▶ OBJECTIVE
Lines containing "jusqu" are to be counted. Report the count alone.
┌─ DATA RECORDS
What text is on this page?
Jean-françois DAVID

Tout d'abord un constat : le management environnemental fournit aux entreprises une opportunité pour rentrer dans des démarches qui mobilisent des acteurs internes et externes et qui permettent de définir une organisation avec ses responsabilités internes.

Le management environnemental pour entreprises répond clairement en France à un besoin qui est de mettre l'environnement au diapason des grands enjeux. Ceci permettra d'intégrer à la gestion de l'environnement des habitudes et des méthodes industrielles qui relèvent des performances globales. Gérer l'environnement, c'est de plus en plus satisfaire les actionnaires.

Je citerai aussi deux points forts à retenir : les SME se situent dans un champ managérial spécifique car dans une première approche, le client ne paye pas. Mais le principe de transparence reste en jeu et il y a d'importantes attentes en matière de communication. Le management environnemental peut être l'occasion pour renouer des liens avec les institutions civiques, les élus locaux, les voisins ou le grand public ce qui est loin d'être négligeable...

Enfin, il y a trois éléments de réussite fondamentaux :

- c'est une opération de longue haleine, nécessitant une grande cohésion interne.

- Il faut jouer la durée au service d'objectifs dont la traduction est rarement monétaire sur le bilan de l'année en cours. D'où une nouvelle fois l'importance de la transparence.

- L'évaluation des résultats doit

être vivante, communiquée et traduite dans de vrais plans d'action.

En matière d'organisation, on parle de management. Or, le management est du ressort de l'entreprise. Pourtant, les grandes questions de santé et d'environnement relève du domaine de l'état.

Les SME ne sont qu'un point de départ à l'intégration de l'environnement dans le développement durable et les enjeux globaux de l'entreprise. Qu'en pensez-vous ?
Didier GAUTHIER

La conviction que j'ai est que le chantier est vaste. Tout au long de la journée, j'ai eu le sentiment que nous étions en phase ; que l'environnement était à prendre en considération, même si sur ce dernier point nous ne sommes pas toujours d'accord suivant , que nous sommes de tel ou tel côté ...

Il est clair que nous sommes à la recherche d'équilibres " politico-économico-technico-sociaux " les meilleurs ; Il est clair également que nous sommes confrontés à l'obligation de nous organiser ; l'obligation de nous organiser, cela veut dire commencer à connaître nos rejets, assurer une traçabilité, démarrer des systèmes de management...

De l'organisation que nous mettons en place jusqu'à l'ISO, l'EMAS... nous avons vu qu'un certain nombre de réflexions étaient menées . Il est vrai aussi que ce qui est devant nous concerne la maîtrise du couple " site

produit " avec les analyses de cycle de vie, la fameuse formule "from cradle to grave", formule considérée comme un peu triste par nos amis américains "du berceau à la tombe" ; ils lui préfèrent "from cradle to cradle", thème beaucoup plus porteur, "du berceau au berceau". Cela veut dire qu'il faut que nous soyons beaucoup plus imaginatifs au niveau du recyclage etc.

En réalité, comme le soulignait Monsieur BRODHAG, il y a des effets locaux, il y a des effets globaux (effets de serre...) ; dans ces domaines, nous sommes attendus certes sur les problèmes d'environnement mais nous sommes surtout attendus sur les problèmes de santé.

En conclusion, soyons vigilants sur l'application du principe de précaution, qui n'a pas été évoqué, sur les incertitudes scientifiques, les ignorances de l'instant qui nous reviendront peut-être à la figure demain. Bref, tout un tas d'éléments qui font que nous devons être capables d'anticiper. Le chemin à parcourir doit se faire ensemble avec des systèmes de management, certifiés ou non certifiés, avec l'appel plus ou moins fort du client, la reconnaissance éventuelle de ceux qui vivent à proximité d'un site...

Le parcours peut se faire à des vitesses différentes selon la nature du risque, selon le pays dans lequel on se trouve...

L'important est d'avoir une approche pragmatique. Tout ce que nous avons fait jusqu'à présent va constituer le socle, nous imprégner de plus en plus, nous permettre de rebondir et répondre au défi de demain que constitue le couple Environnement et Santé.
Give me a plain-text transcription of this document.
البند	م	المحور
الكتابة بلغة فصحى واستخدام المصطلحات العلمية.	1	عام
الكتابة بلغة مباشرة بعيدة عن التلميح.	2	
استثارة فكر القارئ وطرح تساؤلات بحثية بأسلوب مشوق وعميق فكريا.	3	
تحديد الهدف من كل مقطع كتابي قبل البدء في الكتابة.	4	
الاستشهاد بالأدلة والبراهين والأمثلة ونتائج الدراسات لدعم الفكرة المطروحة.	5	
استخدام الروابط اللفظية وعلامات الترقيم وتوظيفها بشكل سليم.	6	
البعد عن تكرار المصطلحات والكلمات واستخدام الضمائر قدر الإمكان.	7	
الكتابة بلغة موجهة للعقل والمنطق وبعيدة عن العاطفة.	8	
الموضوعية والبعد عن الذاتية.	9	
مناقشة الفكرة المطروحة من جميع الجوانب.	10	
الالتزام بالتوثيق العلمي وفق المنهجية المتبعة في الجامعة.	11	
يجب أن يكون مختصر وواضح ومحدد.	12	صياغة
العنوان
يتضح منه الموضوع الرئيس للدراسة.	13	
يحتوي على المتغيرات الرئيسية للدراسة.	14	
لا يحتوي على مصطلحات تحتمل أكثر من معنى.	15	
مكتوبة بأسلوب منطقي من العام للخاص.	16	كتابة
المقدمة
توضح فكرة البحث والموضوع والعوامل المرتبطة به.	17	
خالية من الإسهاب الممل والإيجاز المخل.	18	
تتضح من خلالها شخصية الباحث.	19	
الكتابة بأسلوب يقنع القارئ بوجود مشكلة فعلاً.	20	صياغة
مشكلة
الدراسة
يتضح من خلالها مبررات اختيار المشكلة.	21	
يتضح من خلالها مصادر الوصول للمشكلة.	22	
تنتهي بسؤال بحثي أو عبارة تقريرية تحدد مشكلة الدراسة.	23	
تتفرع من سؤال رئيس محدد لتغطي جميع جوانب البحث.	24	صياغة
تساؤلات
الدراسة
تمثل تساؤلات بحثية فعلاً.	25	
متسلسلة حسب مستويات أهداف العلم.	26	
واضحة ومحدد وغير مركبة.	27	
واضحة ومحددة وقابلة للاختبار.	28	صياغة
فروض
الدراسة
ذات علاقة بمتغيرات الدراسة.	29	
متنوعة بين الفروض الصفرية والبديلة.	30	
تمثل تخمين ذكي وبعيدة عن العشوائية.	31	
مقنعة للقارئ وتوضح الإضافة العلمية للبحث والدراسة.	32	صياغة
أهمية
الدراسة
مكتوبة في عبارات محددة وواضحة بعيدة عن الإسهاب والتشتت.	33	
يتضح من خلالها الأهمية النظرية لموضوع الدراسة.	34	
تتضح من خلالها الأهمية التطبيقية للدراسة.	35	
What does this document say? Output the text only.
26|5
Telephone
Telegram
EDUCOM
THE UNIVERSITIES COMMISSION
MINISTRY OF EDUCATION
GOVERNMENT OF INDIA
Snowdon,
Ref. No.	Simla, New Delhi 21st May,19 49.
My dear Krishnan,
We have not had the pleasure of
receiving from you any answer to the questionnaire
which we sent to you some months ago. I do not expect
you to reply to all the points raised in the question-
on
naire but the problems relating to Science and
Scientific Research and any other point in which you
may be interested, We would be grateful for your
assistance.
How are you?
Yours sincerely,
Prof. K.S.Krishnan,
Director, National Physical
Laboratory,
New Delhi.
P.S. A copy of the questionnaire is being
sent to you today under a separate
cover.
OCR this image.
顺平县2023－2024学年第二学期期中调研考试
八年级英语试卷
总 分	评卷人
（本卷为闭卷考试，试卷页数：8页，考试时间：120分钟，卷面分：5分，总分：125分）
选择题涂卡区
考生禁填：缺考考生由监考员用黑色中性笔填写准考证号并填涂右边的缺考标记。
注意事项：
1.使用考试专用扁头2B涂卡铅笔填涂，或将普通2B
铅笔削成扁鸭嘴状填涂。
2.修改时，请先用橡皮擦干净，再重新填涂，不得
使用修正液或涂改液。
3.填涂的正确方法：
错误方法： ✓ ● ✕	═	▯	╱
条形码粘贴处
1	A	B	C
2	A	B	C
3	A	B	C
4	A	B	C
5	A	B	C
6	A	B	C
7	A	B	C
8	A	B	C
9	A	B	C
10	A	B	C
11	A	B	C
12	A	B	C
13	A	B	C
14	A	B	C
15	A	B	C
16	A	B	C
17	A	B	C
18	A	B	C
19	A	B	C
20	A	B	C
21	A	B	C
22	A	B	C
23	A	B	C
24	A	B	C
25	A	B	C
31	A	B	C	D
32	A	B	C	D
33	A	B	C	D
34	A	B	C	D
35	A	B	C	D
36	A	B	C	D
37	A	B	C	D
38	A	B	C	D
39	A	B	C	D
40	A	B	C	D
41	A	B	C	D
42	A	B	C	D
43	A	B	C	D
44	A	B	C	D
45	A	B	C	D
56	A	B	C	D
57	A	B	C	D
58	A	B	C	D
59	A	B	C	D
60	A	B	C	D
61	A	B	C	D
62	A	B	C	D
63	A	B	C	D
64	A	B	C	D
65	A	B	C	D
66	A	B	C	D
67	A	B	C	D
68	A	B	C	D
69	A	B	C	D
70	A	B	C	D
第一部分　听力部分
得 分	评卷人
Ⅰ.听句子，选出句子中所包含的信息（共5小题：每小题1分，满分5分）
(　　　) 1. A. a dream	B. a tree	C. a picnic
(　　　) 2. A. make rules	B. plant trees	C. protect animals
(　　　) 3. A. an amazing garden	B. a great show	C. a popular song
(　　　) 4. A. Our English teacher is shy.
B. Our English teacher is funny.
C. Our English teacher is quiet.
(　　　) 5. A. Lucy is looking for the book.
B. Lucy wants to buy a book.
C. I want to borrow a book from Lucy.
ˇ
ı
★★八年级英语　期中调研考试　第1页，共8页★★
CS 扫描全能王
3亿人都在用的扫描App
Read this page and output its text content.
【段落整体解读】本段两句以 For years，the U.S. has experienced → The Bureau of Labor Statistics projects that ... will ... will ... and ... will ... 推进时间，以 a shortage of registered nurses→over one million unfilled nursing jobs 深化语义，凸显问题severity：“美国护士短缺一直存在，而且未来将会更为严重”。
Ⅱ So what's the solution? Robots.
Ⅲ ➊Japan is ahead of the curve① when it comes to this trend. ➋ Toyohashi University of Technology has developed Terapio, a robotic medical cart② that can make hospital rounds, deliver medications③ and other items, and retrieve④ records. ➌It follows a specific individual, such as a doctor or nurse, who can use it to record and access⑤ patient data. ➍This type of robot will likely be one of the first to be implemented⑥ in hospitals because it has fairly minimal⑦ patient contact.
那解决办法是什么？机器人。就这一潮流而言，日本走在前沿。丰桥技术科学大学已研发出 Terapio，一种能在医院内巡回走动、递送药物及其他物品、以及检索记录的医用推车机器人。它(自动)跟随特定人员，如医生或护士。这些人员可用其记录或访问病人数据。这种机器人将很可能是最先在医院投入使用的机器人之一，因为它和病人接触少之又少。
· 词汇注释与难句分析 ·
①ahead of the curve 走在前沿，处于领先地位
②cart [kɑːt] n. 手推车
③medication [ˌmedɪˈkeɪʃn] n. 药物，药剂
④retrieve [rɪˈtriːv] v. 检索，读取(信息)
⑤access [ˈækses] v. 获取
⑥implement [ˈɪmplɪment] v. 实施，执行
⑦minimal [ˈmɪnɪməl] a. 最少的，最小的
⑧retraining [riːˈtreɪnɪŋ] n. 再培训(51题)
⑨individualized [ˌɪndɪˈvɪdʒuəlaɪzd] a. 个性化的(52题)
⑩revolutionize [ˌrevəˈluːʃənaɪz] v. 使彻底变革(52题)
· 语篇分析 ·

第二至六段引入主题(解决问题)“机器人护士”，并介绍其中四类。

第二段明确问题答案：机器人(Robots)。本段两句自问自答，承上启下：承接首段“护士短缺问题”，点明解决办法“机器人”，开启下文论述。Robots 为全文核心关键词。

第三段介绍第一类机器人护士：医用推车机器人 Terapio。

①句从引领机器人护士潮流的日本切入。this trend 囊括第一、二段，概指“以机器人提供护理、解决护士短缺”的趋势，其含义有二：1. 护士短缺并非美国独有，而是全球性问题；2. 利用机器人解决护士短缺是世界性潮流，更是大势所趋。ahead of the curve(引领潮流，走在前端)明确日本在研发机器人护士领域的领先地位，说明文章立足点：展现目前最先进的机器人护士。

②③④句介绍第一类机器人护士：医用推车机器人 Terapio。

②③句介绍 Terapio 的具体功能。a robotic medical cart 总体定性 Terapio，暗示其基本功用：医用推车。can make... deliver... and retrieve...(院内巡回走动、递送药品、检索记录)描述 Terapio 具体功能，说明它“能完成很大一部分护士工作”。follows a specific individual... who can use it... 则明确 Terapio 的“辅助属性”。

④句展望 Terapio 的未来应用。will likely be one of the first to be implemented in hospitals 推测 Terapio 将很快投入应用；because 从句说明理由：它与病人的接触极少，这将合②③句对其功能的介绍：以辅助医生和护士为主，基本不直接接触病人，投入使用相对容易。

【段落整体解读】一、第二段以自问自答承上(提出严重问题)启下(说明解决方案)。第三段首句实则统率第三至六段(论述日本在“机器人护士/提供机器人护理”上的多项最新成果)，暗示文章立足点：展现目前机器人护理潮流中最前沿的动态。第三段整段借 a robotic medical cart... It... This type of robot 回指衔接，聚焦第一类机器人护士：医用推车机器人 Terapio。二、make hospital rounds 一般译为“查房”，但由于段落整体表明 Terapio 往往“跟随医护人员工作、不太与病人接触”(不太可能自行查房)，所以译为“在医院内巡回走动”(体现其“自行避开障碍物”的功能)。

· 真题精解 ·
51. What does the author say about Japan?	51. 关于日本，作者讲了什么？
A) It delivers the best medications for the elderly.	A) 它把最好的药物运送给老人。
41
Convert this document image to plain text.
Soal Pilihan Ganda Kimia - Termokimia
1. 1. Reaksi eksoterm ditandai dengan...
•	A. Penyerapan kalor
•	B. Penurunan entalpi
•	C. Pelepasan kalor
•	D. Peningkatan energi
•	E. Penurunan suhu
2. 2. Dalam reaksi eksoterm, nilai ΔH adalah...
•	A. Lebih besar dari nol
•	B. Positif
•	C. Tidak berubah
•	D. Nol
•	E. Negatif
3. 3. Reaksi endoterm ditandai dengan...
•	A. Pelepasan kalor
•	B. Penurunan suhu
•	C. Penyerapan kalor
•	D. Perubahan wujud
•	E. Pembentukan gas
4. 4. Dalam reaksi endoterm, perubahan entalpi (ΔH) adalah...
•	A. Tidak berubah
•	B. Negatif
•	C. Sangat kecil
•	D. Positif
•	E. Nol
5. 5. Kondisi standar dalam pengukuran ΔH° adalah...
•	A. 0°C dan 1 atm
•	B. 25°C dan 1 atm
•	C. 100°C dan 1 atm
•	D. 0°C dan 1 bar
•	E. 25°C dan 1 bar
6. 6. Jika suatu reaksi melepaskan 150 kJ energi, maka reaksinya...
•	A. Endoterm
└─
▶ TASK SOLUTION
2